REQUIREMENTS ▸ Return the entries below verbatim. Pictures stay out.

DATA LINES ▸
[start]
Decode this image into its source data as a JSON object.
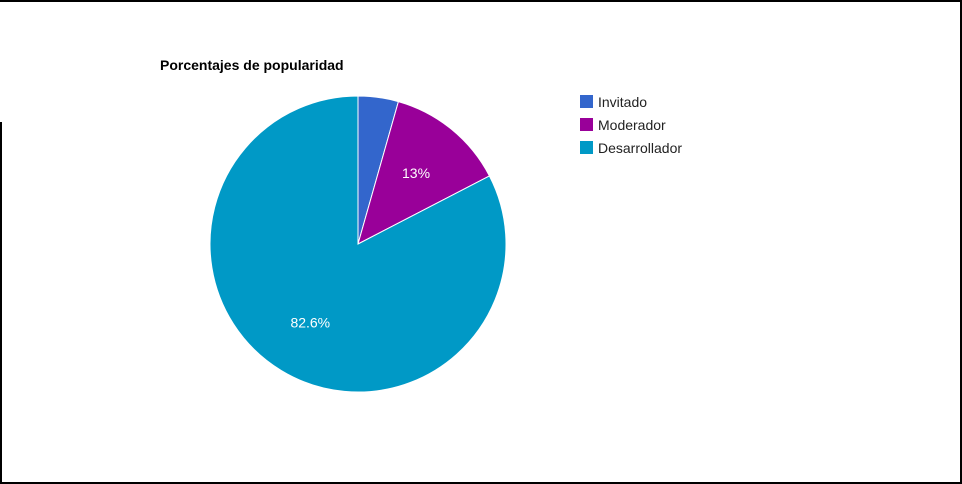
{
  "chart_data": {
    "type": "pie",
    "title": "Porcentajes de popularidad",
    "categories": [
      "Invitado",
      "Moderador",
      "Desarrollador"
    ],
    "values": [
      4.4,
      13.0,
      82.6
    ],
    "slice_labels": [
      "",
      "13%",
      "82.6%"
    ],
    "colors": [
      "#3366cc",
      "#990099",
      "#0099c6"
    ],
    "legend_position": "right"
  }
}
[end]
RESPONSE BELOW ▸
Decode this image into its source data as a JSON object.
{
  "chart_data": {
    "type": "pie",
    "title": "Porcentajes de popularidad",
    "categories": [
      "Invitado",
      "Moderador",
      "Desarrollador"
    ],
    "values": [
      4.4,
      13.0,
      82.6
    ],
    "slice_labels": [
      "",
      "13%",
      "82.6%"
    ],
    "colors": [
      "#3366cc",
      "#990099",
      "#0099c6"
    ],
    "legend_position": "right"
  }
}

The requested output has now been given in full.